Exercise
Give back all the data exactly, line by line.
*** Information shown
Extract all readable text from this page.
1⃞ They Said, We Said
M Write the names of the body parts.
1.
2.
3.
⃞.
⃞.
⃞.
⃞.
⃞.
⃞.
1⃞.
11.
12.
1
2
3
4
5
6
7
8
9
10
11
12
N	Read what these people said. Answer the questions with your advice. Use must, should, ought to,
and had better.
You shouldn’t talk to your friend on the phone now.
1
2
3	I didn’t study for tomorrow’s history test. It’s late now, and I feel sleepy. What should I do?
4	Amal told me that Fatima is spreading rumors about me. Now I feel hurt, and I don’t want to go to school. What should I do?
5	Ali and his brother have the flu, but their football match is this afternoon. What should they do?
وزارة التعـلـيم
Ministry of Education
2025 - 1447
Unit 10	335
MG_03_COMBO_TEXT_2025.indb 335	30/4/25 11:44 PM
******
Answer to the task
Extract all readable text from this page.
1⃞ They Said, We Said
M Write the names of the body parts.
1.
2.
3.
⃞.
⃞.
⃞.
⃞.
⃞.
⃞.
1⃞.
11.
12.
1
2
3
4
5
6
7
8
9
10
11
12
N	Read what these people said. Answer the questions with your advice. Use must, should, ought to,
and had better.
You shouldn’t talk to your friend on the phone now.
1
2
3	I didn’t study for tomorrow’s history test. It’s late now, and I feel sleepy. What should I do?
4	Amal told me that Fatima is spreading rumors about me. Now I feel hurt, and I don’t want to go to school. What should I do?
5	Ali and his brother have the flu, but their football match is this afternoon. What should they do?
وزارة التعـلـيم
Ministry of Education
2025 - 1447
Unit 10	335
MG_03_COMBO_TEXT_2025.indb 335	30/4/25 11:44 PM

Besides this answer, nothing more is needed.